>> start INPUT

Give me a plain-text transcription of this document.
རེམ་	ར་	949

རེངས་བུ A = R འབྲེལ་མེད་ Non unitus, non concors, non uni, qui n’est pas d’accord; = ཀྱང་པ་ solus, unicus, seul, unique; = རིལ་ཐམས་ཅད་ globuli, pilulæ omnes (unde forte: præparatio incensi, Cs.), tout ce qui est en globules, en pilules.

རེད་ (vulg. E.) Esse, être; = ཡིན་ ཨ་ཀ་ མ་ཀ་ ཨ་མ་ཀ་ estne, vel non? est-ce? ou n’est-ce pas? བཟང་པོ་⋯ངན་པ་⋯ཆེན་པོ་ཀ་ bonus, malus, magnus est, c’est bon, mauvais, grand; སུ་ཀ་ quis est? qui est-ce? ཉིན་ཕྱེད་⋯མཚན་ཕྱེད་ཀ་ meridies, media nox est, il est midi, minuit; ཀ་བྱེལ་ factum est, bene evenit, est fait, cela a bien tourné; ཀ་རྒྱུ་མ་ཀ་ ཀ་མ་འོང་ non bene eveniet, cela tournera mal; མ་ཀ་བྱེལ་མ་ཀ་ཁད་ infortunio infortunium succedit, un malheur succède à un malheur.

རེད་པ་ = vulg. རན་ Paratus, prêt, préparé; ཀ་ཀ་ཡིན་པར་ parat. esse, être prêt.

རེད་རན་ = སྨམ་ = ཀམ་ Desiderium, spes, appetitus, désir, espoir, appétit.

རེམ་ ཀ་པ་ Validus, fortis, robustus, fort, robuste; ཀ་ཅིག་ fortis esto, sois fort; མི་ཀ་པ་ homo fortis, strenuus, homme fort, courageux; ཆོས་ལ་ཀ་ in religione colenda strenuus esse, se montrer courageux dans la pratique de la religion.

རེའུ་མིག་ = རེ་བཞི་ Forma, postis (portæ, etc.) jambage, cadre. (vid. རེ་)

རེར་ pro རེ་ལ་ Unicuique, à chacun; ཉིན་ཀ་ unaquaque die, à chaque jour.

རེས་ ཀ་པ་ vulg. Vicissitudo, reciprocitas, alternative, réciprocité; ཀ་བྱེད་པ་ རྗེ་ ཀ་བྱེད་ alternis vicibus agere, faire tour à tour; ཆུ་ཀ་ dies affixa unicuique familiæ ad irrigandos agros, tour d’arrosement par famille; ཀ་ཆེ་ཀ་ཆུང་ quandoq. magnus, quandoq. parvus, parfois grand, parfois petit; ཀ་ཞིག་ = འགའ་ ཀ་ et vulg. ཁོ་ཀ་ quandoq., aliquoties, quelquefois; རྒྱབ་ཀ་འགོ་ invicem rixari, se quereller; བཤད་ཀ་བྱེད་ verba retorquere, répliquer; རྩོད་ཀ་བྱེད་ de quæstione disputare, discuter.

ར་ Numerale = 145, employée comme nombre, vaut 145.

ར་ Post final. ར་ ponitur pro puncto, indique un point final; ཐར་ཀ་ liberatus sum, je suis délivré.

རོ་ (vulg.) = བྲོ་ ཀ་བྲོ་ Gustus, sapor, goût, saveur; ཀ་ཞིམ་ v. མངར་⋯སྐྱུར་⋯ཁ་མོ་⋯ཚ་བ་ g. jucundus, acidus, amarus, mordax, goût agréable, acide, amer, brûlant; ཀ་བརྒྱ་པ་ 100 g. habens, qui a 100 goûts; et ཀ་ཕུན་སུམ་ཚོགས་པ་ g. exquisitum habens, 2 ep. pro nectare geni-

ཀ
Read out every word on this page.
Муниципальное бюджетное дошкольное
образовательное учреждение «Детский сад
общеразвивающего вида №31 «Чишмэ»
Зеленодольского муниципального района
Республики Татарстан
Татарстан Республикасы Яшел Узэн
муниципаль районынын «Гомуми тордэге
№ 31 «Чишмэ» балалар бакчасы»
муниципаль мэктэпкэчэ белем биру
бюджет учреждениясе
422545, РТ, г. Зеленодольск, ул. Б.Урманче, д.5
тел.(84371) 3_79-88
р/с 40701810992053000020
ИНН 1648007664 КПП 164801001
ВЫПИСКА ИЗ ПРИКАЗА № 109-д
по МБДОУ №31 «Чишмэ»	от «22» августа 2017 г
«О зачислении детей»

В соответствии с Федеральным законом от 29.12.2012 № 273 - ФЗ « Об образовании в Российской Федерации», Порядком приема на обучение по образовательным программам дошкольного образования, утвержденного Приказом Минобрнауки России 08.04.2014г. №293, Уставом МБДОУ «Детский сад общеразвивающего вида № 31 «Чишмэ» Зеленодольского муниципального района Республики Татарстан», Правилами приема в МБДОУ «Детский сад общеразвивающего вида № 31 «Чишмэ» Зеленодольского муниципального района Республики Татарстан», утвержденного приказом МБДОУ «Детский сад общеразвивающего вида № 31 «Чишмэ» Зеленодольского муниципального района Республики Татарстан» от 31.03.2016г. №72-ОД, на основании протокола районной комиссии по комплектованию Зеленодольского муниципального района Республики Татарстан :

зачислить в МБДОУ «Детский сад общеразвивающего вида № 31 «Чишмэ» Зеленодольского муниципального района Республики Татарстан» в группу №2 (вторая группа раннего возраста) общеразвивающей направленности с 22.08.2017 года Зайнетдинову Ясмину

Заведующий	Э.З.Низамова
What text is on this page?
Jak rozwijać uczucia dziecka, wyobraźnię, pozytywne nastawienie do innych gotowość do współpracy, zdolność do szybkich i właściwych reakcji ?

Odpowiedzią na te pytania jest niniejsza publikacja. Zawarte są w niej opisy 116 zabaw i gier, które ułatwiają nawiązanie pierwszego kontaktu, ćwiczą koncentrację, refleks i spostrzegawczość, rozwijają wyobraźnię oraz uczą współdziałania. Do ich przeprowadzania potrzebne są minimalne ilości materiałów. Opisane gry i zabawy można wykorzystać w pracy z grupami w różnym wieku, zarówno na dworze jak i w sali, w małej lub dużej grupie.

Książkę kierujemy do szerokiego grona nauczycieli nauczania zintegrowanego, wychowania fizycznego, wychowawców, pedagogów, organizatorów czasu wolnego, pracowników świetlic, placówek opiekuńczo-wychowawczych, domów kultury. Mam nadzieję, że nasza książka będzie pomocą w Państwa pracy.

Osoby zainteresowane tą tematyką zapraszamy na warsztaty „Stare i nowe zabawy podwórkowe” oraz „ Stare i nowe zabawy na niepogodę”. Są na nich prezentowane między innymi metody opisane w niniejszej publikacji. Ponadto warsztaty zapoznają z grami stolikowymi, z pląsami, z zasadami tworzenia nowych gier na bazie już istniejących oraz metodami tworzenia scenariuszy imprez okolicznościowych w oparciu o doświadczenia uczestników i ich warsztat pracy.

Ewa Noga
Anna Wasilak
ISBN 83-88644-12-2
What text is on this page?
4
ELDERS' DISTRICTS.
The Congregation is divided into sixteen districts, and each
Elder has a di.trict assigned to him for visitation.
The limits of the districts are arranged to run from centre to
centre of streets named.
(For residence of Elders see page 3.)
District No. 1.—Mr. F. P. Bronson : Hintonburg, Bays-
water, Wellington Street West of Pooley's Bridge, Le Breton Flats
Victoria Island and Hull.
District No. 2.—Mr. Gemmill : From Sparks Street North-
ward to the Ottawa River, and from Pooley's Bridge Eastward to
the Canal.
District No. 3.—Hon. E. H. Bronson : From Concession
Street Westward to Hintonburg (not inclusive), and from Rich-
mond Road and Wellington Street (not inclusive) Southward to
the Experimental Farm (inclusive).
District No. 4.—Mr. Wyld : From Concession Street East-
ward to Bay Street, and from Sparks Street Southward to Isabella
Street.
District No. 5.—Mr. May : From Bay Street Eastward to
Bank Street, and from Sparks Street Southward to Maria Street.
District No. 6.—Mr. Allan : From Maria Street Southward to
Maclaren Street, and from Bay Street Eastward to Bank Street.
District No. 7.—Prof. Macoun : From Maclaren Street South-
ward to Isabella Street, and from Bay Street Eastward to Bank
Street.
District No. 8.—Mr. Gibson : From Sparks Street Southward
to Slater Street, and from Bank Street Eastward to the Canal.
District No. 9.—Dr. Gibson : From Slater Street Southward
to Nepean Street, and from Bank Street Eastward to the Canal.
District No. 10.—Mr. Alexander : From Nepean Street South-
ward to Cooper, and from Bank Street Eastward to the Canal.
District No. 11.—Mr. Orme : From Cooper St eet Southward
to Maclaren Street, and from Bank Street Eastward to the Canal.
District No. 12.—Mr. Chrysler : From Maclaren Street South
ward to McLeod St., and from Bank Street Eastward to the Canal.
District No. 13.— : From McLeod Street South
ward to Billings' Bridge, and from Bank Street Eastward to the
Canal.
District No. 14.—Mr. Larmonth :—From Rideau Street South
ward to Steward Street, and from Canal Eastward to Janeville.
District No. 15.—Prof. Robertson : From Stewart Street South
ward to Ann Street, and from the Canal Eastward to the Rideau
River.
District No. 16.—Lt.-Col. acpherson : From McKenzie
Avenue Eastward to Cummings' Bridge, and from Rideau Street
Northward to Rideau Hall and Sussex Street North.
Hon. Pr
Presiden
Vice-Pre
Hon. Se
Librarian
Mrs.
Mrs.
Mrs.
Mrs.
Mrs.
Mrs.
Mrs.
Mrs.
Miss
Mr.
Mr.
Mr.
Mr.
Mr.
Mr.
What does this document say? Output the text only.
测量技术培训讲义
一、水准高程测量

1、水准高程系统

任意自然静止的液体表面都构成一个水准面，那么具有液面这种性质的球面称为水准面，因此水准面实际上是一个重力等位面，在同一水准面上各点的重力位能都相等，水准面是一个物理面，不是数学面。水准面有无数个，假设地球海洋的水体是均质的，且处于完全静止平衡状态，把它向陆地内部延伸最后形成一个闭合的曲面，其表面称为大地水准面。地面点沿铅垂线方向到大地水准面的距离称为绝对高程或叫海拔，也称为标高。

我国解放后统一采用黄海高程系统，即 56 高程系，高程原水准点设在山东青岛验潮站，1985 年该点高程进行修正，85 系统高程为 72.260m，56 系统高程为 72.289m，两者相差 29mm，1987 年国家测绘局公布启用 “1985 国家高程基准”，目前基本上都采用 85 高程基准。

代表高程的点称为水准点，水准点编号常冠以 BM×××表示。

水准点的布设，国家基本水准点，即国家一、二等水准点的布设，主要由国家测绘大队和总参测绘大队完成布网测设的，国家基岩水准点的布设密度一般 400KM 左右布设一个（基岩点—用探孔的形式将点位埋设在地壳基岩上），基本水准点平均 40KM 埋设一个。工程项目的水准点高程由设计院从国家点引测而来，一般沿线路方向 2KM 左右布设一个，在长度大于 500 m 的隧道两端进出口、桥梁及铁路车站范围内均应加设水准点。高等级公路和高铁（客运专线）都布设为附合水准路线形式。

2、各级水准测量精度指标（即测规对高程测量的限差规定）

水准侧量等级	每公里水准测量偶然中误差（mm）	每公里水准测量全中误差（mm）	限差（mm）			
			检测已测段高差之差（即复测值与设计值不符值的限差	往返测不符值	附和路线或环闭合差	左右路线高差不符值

>> end INPUT

_GOAL OF THE EXERCISE_:
Take the lines above from the one holding "What does this" to the last and output them exactly.

_SOLUTION TO THE PROBLEM_:
What does this document say? Output the text only.
测量技术培训讲义
一、水准高程测量

1、水准高程系统

任意自然静止的液体表面都构成一个水准面，那么具有液面这种性质的球面称为水准面，因此水准面实际上是一个重力等位面，在同一水准面上各点的重力位能都相等，水准面是一个物理面，不是数学面。水准面有无数个，假设地球海洋的水体是均质的，且处于完全静止平衡状态，把它向陆地内部延伸最后形成一个闭合的曲面，其表面称为大地水准面。地面点沿铅垂线方向到大地水准面的距离称为绝对高程或叫海拔，也称为标高。

我国解放后统一采用黄海高程系统，即 56 高程系，高程原水准点设在山东青岛验潮站，1985 年该点高程进行修正，85 系统高程为 72.260m，56 系统高程为 72.289m，两者相差 29mm，1987 年国家测绘局公布启用 “1985 国家高程基准”，目前基本上都采用 85 高程基准。

代表高程的点称为水准点，水准点编号常冠以 BM×××表示。

水准点的布设，国家基本水准点，即国家一、二等水准点的布设，主要由国家测绘大队和总参测绘大队完成布网测设的，国家基岩水准点的布设密度一般 400KM 左右布设一个（基岩点—用探孔的形式将点位埋设在地壳基岩上），基本水准点平均 40KM 埋设一个。工程项目的水准点高程由设计院从国家点引测而来，一般沿线路方向 2KM 左右布设一个，在长度大于 500 m 的隧道两端进出口、桥梁及铁路车站范围内均应加设水准点。高等级公路和高铁（客运专线）都布设为附合水准路线形式。

2、各级水准测量精度指标（即测规对高程测量的限差规定）

水准侧量等级	每公里水准测量偶然中误差（mm）	每公里水准测量全中误差（mm）	限差（mm）			
			检测已测段高差之差（即复测值与设计值不符值的限差	往返测不符值	附和路线或环闭合差	左右路线高差不符值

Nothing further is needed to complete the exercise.